* [Written problem] Everything in the data should be repeated exactly, save for the images.

(Collected data entries)
────
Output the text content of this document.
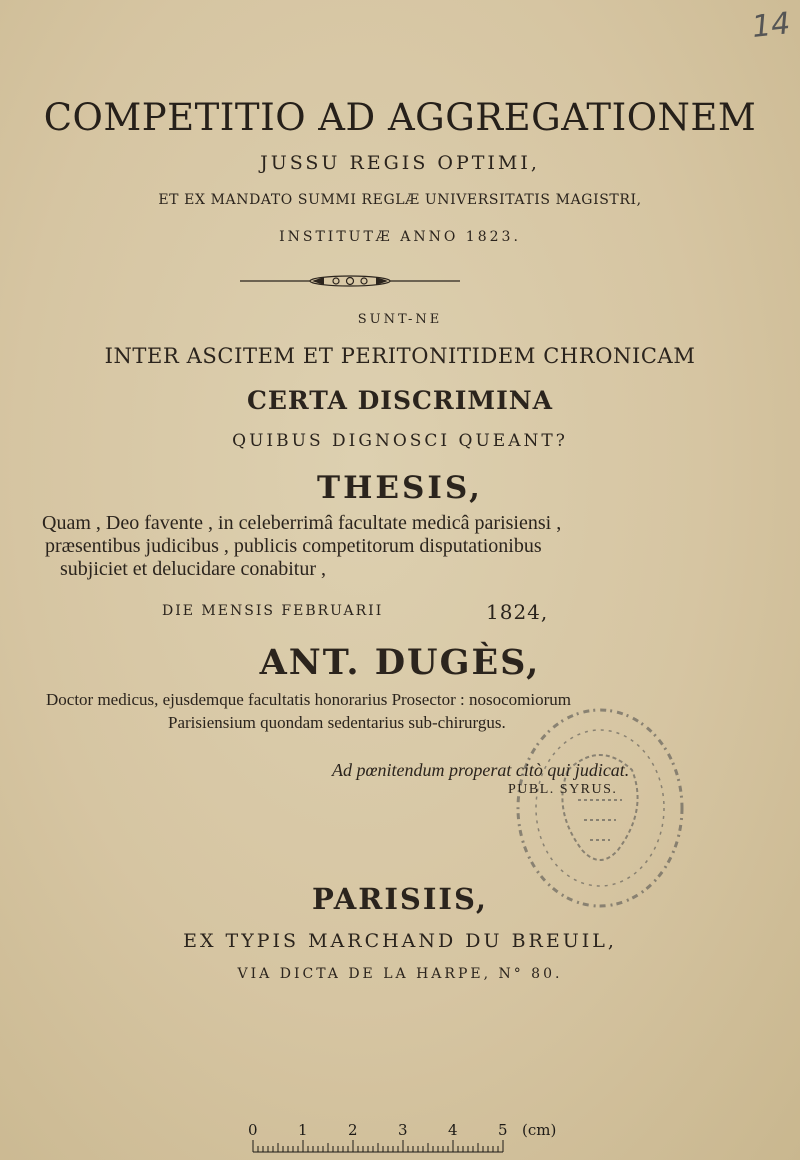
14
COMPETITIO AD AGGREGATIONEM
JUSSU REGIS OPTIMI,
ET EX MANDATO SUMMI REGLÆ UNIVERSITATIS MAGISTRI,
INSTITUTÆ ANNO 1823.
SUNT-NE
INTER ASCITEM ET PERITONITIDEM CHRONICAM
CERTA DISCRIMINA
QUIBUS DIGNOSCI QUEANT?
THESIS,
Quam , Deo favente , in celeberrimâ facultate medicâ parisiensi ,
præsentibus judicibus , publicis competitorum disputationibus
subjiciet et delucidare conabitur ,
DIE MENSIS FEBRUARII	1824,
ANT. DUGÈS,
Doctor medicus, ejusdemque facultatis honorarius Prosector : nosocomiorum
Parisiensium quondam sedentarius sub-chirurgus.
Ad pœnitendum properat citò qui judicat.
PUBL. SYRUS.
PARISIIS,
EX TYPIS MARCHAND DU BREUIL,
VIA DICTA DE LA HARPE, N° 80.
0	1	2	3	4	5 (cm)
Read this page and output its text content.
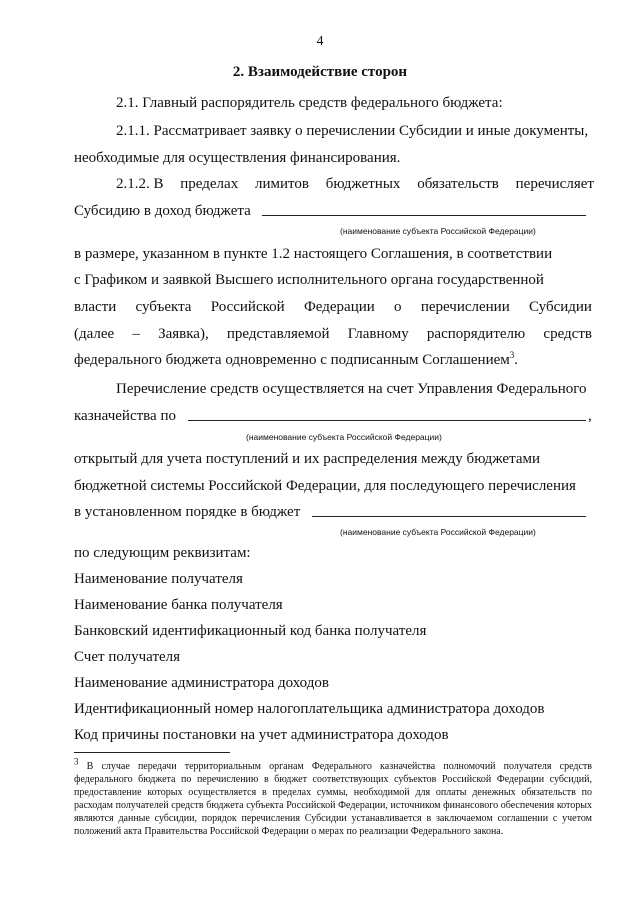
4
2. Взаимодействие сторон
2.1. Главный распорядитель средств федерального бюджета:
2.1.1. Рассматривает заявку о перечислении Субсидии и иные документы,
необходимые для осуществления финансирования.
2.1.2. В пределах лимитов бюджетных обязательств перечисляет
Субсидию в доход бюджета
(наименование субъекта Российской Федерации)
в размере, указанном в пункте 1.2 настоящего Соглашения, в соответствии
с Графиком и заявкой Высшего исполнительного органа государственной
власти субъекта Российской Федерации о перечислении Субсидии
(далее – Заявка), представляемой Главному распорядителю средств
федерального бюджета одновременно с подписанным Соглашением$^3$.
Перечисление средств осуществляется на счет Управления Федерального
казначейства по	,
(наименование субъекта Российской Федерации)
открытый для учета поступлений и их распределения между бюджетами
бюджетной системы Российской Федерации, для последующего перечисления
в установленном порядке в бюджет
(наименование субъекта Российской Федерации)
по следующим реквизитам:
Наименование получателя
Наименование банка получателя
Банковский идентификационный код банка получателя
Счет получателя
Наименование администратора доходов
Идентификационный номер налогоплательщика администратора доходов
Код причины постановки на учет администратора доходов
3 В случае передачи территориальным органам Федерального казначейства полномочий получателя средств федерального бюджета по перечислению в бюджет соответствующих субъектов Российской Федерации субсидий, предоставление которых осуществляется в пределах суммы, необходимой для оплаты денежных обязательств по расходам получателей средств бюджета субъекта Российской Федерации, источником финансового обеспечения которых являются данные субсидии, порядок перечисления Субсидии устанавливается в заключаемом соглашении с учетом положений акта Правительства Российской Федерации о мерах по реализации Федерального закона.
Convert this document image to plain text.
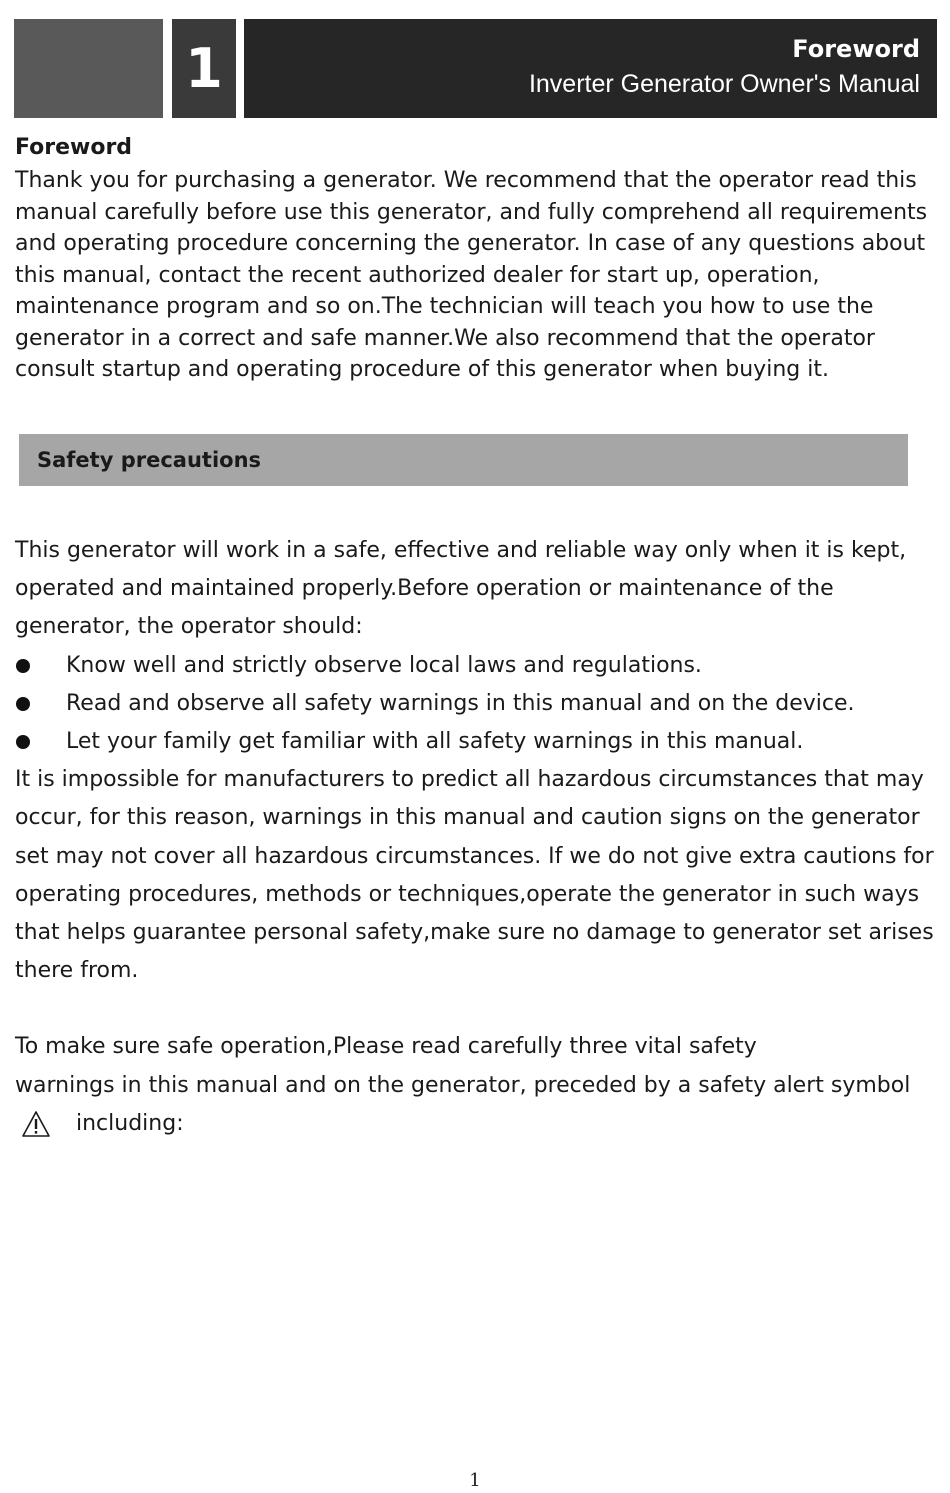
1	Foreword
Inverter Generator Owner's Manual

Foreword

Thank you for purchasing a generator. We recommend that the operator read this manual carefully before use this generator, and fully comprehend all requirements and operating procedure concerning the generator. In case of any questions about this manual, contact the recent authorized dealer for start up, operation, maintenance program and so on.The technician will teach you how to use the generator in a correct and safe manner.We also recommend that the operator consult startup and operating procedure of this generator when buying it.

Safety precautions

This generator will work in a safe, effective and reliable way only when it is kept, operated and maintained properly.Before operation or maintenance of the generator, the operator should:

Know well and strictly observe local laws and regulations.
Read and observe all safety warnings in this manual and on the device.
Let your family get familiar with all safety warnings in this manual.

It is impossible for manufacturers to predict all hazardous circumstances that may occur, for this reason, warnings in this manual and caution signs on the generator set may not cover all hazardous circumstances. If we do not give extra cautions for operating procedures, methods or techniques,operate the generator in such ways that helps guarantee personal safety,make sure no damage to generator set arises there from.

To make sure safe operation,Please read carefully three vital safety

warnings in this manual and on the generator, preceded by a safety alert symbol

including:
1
────
* [Expected answer]
Output the text content of this document.
14
COMPETITIO AD AGGREGATIONEM
JUSSU REGIS OPTIMI,
ET EX MANDATO SUMMI REGLÆ UNIVERSITATIS MAGISTRI,
INSTITUTÆ ANNO 1823.
SUNT-NE
INTER ASCITEM ET PERITONITIDEM CHRONICAM
CERTA DISCRIMINA
QUIBUS DIGNOSCI QUEANT?
THESIS,
Quam , Deo favente , in celeberrimâ facultate medicâ parisiensi ,
præsentibus judicibus , publicis competitorum disputationibus
subjiciet et delucidare conabitur ,
DIE MENSIS FEBRUARII	1824,
ANT. DUGÈS,
Doctor medicus, ejusdemque facultatis honorarius Prosector : nosocomiorum
Parisiensium quondam sedentarius sub-chirurgus.
Ad pœnitendum properat citò qui judicat.
PUBL. SYRUS.
PARISIIS,
EX TYPIS MARCHAND DU BREUIL,
VIA DICTA DE LA HARPE, N° 80.
0	1	2	3	4	5 (cm)
Read this page and output its text content.
4
2. Взаимодействие сторон
2.1. Главный распорядитель средств федерального бюджета:
2.1.1. Рассматривает заявку о перечислении Субсидии и иные документы,
необходимые для осуществления финансирования.
2.1.2. В пределах лимитов бюджетных обязательств перечисляет
Субсидию в доход бюджета
(наименование субъекта Российской Федерации)
в размере, указанном в пункте 1.2 настоящего Соглашения, в соответствии
с Графиком и заявкой Высшего исполнительного органа государственной
власти субъекта Российской Федерации о перечислении Субсидии
(далее – Заявка), представляемой Главному распорядителю средств
федерального бюджета одновременно с подписанным Соглашением$^3$.
Перечисление средств осуществляется на счет Управления Федерального
казначейства по	,
(наименование субъекта Российской Федерации)
открытый для учета поступлений и их распределения между бюджетами
бюджетной системы Российской Федерации, для последующего перечисления
в установленном порядке в бюджет
(наименование субъекта Российской Федерации)
по следующим реквизитам:
Наименование получателя
Наименование банка получателя
Банковский идентификационный код банка получателя
Счет получателя
Наименование администратора доходов
Идентификационный номер налогоплательщика администратора доходов
Код причины постановки на учет администратора доходов
3 В случае передачи территориальным органам Федерального казначейства полномочий получателя средств федерального бюджета по перечислению в бюджет соответствующих субъектов Российской Федерации субсидий, предоставление которых осуществляется в пределах суммы, необходимой для оплаты денежных обязательств по расходам получателей средств бюджета субъекта Российской Федерации, источником финансового обеспечения которых являются данные субсидии, порядок перечисления Субсидии устанавливается в заключаемом соглашении с учетом положений акта Правительства Российской Федерации о мерах по реализации Федерального закона.
Convert this document image to plain text.
1	Foreword
Inverter Generator Owner's Manual

Foreword

Thank you for purchasing a generator. We recommend that the operator read this manual carefully before use this generator, and fully comprehend all requirements and operating procedure concerning the generator. In case of any questions about this manual, contact the recent authorized dealer for start up, operation, maintenance program and so on.The technician will teach you how to use the generator in a correct and safe manner.We also recommend that the operator consult startup and operating procedure of this generator when buying it.

Safety precautions

This generator will work in a safe, effective and reliable way only when it is kept, operated and maintained properly.Before operation or maintenance of the generator, the operator should:

Know well and strictly observe local laws and regulations.
Read and observe all safety warnings in this manual and on the device.
Let your family get familiar with all safety warnings in this manual.

It is impossible for manufacturers to predict all hazardous circumstances that may occur, for this reason, warnings in this manual and caution signs on the generator set may not cover all hazardous circumstances. If we do not give extra cautions for operating procedures, methods or techniques,operate the generator in such ways that helps guarantee personal safety,make sure no damage to generator set arises there from.

To make sure safe operation,Please read carefully three vital safety

warnings in this manual and on the generator, preceded by a safety alert symbol

including:
1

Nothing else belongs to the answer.